Written request:
Nothing in the data should change when you return it, but leave the pictures out.

Provided data:
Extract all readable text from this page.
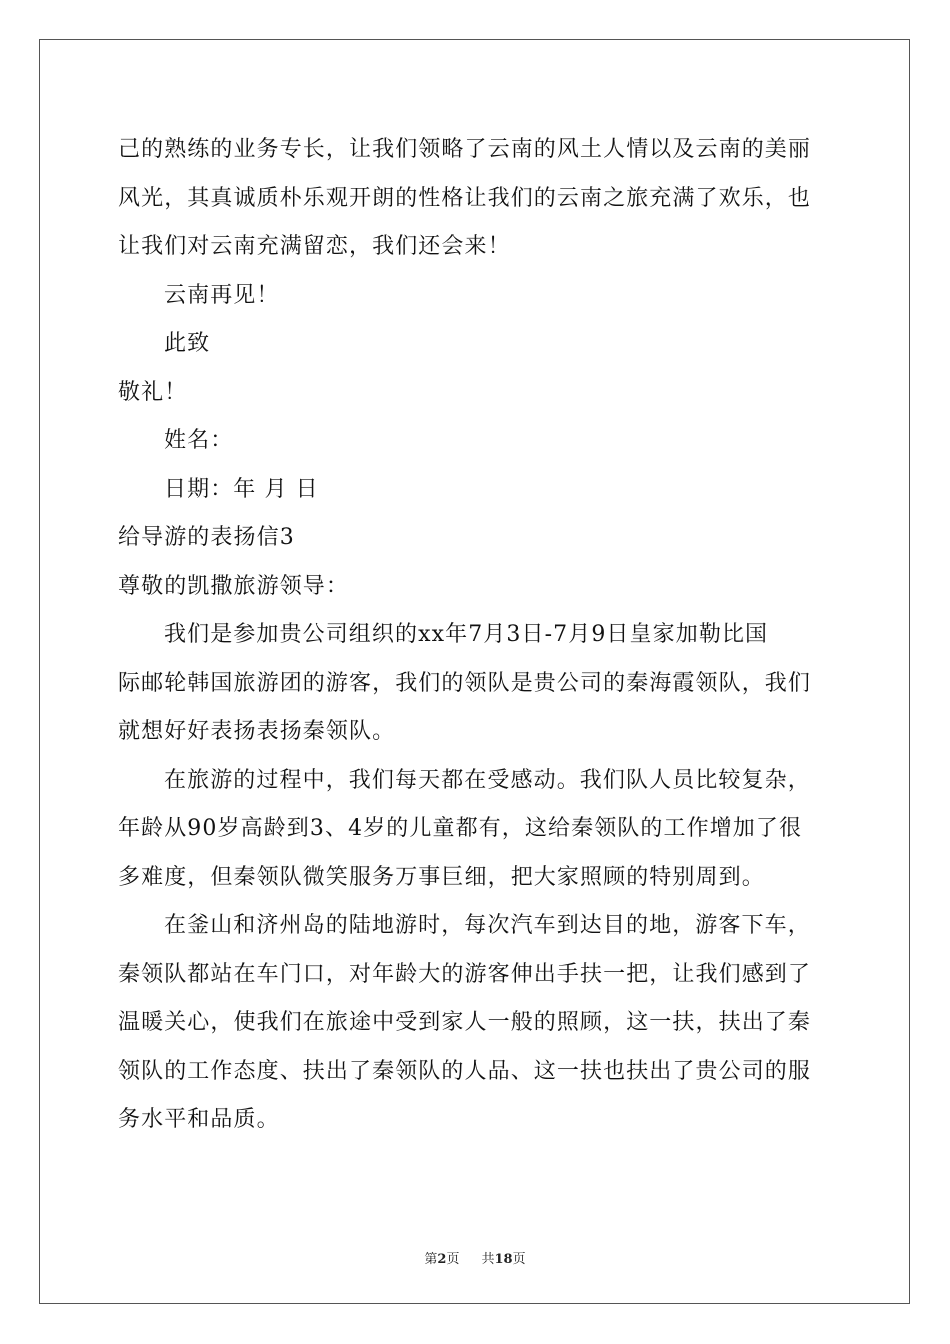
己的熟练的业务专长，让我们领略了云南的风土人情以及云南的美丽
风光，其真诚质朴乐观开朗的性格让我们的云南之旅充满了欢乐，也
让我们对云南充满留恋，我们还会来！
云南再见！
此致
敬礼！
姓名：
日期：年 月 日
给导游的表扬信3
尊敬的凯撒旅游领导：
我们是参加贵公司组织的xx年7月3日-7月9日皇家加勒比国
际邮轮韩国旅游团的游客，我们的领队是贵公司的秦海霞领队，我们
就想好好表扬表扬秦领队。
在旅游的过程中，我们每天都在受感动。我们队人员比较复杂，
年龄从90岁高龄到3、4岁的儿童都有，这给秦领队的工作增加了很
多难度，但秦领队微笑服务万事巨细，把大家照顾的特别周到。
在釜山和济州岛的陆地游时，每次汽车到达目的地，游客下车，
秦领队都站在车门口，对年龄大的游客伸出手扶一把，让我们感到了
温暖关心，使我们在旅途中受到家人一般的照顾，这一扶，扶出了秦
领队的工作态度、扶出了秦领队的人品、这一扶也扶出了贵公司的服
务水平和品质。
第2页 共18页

The answer:
Extract all readable text from this page.
己的熟练的业务专长，让我们领略了云南的风土人情以及云南的美丽
风光，其真诚质朴乐观开朗的性格让我们的云南之旅充满了欢乐，也
让我们对云南充满留恋，我们还会来！
云南再见！
此致
敬礼！
姓名：
日期：年 月 日
给导游的表扬信3
尊敬的凯撒旅游领导：
我们是参加贵公司组织的xx年7月3日-7月9日皇家加勒比国
际邮轮韩国旅游团的游客，我们的领队是贵公司的秦海霞领队，我们
就想好好表扬表扬秦领队。
在旅游的过程中，我们每天都在受感动。我们队人员比较复杂，
年龄从90岁高龄到3、4岁的儿童都有，这给秦领队的工作增加了很
多难度，但秦领队微笑服务万事巨细，把大家照顾的特别周到。
在釜山和济州岛的陆地游时，每次汽车到达目的地，游客下车，
秦领队都站在车门口，对年龄大的游客伸出手扶一把，让我们感到了
温暖关心，使我们在旅途中受到家人一般的照顾，这一扶，扶出了秦
领队的工作态度、扶出了秦领队的人品、这一扶也扶出了贵公司的服
务水平和品质。
第2页 共18页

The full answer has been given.